==== DATA FOR THE TASK ====
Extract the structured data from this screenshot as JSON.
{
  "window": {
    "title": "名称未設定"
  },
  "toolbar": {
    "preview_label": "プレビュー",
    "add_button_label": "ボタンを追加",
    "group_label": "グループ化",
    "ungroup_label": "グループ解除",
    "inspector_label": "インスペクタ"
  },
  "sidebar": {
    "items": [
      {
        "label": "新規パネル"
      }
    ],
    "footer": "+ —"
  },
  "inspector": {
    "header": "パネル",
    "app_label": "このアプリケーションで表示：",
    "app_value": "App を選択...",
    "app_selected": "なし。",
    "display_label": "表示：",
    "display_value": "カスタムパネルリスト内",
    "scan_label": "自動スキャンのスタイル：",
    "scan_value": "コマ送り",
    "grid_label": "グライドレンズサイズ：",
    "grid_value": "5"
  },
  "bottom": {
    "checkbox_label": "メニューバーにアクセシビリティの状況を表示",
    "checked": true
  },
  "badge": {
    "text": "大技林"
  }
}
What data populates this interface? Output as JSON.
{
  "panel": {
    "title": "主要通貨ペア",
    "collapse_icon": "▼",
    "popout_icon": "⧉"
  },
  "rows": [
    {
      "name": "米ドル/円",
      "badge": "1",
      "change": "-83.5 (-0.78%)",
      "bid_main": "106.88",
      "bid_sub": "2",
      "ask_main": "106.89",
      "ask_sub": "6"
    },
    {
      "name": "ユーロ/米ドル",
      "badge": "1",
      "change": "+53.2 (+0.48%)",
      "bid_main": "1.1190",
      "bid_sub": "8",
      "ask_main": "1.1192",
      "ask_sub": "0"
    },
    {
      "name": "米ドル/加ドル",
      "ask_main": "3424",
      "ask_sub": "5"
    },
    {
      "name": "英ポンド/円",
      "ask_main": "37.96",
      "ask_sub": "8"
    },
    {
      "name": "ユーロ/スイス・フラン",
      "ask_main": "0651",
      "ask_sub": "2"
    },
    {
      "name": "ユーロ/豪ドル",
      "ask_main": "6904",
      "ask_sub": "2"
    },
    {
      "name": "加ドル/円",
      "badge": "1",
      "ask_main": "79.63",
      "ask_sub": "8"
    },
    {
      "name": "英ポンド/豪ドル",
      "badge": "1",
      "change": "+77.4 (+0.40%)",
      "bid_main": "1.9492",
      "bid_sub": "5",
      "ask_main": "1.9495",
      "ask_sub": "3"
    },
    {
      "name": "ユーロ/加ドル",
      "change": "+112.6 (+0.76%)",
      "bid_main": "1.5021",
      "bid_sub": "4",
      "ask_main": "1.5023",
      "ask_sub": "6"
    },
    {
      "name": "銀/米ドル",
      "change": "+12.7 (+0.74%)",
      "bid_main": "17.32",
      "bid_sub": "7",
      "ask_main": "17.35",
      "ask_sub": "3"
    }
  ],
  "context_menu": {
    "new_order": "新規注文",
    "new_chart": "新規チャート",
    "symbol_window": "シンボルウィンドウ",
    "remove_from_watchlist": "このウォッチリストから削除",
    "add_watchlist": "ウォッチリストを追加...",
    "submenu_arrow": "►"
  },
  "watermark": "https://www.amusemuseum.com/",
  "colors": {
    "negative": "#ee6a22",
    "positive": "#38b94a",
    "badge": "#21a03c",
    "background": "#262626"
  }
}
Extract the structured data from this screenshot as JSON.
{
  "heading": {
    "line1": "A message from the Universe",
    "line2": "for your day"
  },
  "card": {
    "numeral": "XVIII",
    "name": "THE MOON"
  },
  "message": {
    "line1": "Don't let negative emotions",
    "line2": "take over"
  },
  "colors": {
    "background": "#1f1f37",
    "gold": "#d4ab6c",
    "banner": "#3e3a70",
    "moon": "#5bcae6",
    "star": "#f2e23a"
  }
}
====
• [GIVEN PROBLEM]:
Write out the material from the first line to the last, exactly.

• [FULL SOLUTION]:
Extract the structured data from this screenshot as JSON.
{
  "window": {
    "title": "名称未設定"
  },
  "toolbar": {
    "preview_label": "プレビュー",
    "add_button_label": "ボタンを追加",
    "group_label": "グループ化",
    "ungroup_label": "グループ解除",
    "inspector_label": "インスペクタ"
  },
  "sidebar": {
    "items": [
      {
        "label": "新規パネル"
      }
    ],
    "footer": "+ —"
  },
  "inspector": {
    "header": "パネル",
    "app_label": "このアプリケーションで表示：",
    "app_value": "App を選択...",
    "app_selected": "なし。",
    "display_label": "表示：",
    "display_value": "カスタムパネルリスト内",
    "scan_label": "自動スキャンのスタイル：",
    "scan_value": "コマ送り",
    "grid_label": "グライドレンズサイズ：",
    "grid_value": "5"
  },
  "bottom": {
    "checkbox_label": "メニューバーにアクセシビリティの状況を表示",
    "checked": true
  },
  "badge": {
    "text": "大技林"
  }
}
What data populates this interface? Output as JSON.
{
  "panel": {
    "title": "主要通貨ペア",
    "collapse_icon": "▼",
    "popout_icon": "⧉"
  },
  "rows": [
    {
      "name": "米ドル/円",
      "badge": "1",
      "change": "-83.5 (-0.78%)",
      "bid_main": "106.88",
      "bid_sub": "2",
      "ask_main": "106.89",
      "ask_sub": "6"
    },
    {
      "name": "ユーロ/米ドル",
      "badge": "1",
      "change": "+53.2 (+0.48%)",
      "bid_main": "1.1190",
      "bid_sub": "8",
      "ask_main": "1.1192",
      "ask_sub": "0"
    },
    {
      "name": "米ドル/加ドル",
      "ask_main": "3424",
      "ask_sub": "5"
    },
    {
      "name": "英ポンド/円",
      "ask_main": "37.96",
      "ask_sub": "8"
    },
    {
      "name": "ユーロ/スイス・フラン",
      "ask_main": "0651",
      "ask_sub": "2"
    },
    {
      "name": "ユーロ/豪ドル",
      "ask_main": "6904",
      "ask_sub": "2"
    },
    {
      "name": "加ドル/円",
      "badge": "1",
      "ask_main": "79.63",
      "ask_sub": "8"
    },
    {
      "name": "英ポンド/豪ドル",
      "badge": "1",
      "change": "+77.4 (+0.40%)",
      "bid_main": "1.9492",
      "bid_sub": "5",
      "ask_main": "1.9495",
      "ask_sub": "3"
    },
    {
      "name": "ユーロ/加ドル",
      "change": "+112.6 (+0.76%)",
      "bid_main": "1.5021",
      "bid_sub": "4",
      "ask_main": "1.5023",
      "ask_sub": "6"
    },
    {
      "name": "銀/米ドル",
      "change": "+12.7 (+0.74%)",
      "bid_main": "17.32",
      "bid_sub": "7",
      "ask_main": "17.35",
      "ask_sub": "3"
    }
  ],
  "context_menu": {
    "new_order": "新規注文",
    "new_chart": "新規チャート",
    "symbol_window": "シンボルウィンドウ",
    "remove_from_watchlist": "このウォッチリストから削除",
    "add_watchlist": "ウォッチリストを追加...",
    "submenu_arrow": "►"
  },
  "watermark": "https://www.amusemuseum.com/",
  "colors": {
    "negative": "#ee6a22",
    "positive": "#38b94a",
    "badge": "#21a03c",
    "background": "#262626"
  }
}
Extract the structured data from this screenshot as JSON.
{
  "heading": {
    "line1": "A message from the Universe",
    "line2": "for your day"
  },
  "card": {
    "numeral": "XVIII",
    "name": "THE MOON"
  },
  "message": {
    "line1": "Don't let negative emotions",
    "line2": "take over"
  },
  "colors": {
    "background": "#1f1f37",
    "gold": "#d4ab6c",
    "banner": "#3e3a70",
    "moon": "#5bcae6",
    "star": "#f2e23a"
  }
}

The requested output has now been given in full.